- _Excerpt_:

MineCraft has been responsible for millions of downloads of its product, probably causing Comcast customers to consume thousands of GB of bandwidth from Comcast. At what point would the distributors of MineCraft have needed to pay Comcast a bribe to ensure its bits were delivered without interruption?

You are either being very disingenuous regarding the effect of these measures, or you genuinely do not understand them.

Assuming it is the latter, i suggest you do a little more reading.

You're using very biased language ("bribe"). Its not bribery for a for-profit company to demand payment for other company's who want to reach its users. That the basic premise of Facebook's or LinkedIn's business model after all.

You've clearly picked a side, but why should we? I understand that people on here have an interest in startups succeeding against big companies, but why does that rise to the level of public interest? These are just all for-profit companies hoping to make a bunch of money off consumers.

It should also be noted that content creators naturally have a lot of leverage, because their products are non-fungible. Its content aggregators and distributors that would see the biggest hits to their profit margins.

It is successful content creators who have a lot of leverage. Aspiring content creators (and distributors) have none.

"These are just all for-profit companies hoping to make a bunch of money off consumers."

Unfortunately you have completely ignored all discussion of The Internet being a communications platform, and not merely a commercial platform.

Ignoring that point entirely has allowed you to continue making your own point, which is to refute the idea that we should care what happens to a bunch of for profit internet companies.

I agree with your point, FWIW, once once a company reaches the size of a Facebook, or Netflix I don't care what happens to it.

I do care desperately that individuals are able to easily create and distribute content to each other, of any kind.

The Internet as a communications platform that is available to everyone, for everyone, is what is endangered by the proposed anti-NN measures.

> Unfortunately you have completely ignored all discussion of The Internet being a communications platform, and not merely a commercial platform.

I'm not ignoring this point, I just don't buy it. The internet is mostly just a bunch of privately owned networks, operated for profit. I think it has public-interest value as a communications platform for certain non-profit enterprises like Wikipedia, etc, and maybe we need legislative protection of those functions. But I don't think ensuring that some new for-profit startup can function without paying the people that own the wires rises to the level of "public interest" even if they aren't the size of a Netflix or Facebook. I think this is primarily where we disagree: once you're for-profit, you're on your own.

- _Records provided_:
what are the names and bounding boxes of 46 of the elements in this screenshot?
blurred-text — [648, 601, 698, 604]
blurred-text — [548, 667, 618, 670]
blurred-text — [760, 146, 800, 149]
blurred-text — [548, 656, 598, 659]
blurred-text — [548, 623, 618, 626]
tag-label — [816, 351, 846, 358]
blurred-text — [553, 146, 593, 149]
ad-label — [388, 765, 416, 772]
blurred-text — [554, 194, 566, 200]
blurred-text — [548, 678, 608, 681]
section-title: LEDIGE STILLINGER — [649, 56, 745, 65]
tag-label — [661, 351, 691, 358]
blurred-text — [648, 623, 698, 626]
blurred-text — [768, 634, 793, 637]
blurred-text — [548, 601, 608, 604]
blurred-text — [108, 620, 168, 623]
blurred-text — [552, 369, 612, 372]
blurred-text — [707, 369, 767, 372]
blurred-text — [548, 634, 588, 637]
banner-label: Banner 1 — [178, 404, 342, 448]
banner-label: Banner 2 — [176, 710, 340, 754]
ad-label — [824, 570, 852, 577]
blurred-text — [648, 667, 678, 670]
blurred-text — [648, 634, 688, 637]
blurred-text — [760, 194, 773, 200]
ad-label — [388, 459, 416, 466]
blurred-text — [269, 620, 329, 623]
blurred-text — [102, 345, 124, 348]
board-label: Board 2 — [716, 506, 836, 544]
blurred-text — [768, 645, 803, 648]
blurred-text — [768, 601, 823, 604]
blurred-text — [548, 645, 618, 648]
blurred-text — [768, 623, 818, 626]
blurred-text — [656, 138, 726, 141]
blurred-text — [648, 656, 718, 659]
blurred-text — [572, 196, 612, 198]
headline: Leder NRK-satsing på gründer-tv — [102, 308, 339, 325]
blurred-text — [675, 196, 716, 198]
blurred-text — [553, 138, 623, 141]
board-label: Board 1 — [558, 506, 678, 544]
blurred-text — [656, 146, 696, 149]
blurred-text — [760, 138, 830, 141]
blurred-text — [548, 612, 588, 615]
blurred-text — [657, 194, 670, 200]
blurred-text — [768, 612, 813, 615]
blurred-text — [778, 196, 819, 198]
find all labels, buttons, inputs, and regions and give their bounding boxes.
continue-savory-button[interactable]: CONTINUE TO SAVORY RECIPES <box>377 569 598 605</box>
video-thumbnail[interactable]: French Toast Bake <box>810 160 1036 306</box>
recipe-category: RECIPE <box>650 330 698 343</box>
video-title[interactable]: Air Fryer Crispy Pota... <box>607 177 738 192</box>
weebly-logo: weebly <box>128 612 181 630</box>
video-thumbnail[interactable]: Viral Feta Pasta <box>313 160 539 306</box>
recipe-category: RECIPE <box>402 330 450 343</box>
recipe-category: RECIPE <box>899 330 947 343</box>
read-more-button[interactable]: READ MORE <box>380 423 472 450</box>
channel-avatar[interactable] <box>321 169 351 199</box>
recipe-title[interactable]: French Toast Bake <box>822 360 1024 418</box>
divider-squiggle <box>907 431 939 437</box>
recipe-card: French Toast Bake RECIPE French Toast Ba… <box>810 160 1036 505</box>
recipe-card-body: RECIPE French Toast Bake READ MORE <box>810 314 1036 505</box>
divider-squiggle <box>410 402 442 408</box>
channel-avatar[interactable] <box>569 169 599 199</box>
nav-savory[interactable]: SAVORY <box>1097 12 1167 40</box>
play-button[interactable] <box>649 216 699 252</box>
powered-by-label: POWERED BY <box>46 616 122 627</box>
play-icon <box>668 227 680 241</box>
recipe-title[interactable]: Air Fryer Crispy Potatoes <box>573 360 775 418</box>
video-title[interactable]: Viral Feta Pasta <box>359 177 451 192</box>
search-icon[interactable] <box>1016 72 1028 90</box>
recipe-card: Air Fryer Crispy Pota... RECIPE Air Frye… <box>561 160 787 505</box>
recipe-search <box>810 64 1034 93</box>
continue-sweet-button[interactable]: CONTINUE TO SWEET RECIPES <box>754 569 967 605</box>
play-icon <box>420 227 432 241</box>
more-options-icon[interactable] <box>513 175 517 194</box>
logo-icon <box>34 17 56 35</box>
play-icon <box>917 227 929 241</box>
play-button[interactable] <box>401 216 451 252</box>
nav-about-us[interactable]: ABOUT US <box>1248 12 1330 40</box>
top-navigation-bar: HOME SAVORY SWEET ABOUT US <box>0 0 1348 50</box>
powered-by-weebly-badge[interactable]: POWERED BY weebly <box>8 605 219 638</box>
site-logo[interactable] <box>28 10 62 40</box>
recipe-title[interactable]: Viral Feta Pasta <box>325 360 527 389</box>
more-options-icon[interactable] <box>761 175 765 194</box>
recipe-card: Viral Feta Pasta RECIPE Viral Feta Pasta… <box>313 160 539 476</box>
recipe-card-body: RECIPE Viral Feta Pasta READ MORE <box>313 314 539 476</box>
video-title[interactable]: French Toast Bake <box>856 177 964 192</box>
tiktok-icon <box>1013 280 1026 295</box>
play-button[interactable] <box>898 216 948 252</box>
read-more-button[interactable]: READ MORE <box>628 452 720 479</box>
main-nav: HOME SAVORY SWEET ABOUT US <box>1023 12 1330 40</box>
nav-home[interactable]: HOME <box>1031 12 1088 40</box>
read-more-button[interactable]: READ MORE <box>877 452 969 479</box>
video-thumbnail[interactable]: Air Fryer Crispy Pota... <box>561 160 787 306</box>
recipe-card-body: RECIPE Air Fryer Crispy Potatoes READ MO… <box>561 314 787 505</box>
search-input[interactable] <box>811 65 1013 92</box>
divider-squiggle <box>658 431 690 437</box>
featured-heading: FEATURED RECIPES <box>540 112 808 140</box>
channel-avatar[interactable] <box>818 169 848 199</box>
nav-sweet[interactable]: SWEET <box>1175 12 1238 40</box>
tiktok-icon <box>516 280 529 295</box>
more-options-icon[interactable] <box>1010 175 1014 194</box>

- _List of tasks_:
#1 Please say whether each statement below agrees with the net neutrality discussion, answering yes or no and quoting the words of the text that decide it. (a) One commenter holds that successful content creators have leverage but aspiring ones have none. (b) The last commenter suggests that non-profit enterprises such as Wikipedia may need legislative protection. (c) The discussion says content aggregators and distributors would see the smallest hits to their profit margins.
#2 Extend the net neutrality discussion with a further reply that begins after its final sentence.

- _Responses by task_:
#1
(a) Yes: "It is successful content creators who have a lot of leverage. Aspiring content creators (and distributors) have none."
(b) Yes: "I think it has public-interest value as a communications platform for certain non-profit enterprises like Wikipedia, etc, and maybe we need legislative protection of those functions."
(c) No: "Its content aggregators and distributors that would see the biggest hits to their profit margins."

#2
> I think it has public-interest value as a communications platform for certain non-profit enterprises like Wikipedia, etc, and maybe we need legislative protection of those functions.

I think at some point the line between non-profit and for-profit gets very hard to draw. E.g., NFL is a non-profit organization, yet intuitively you would think that they should pay for their streaming services that are very much like Netflix. There are also a lot for-profits which are less entertainment oriented and more education oriented, and vice versa. Heck, I actually use Netflix almost exclusively for watching 'How it's made' and the documentaries it has. If everyone used Netflix like me, would it fall it fall under the provision of being protected againt anti-NN? What about loads of other services which really are like this, but are for-profit?

So, it seems to be a compromise either way, if you view it as a commercial platform or a communications platform. Personally, I'd rather err on it being the latter.

This is the first time you have responded to it. You were ignoring it.

honestly, that is not where we disagree. We disagree entirely on the primary function of the internet.

You apparently see it, already, as just a series of walled gardens.

Unfortunately your lack of awareness around what it does, is driving your uninformed opinions around what kinds of protection it needs.

For the sake of my own sanity, I am gonna assume that you are simply playing devils advocate.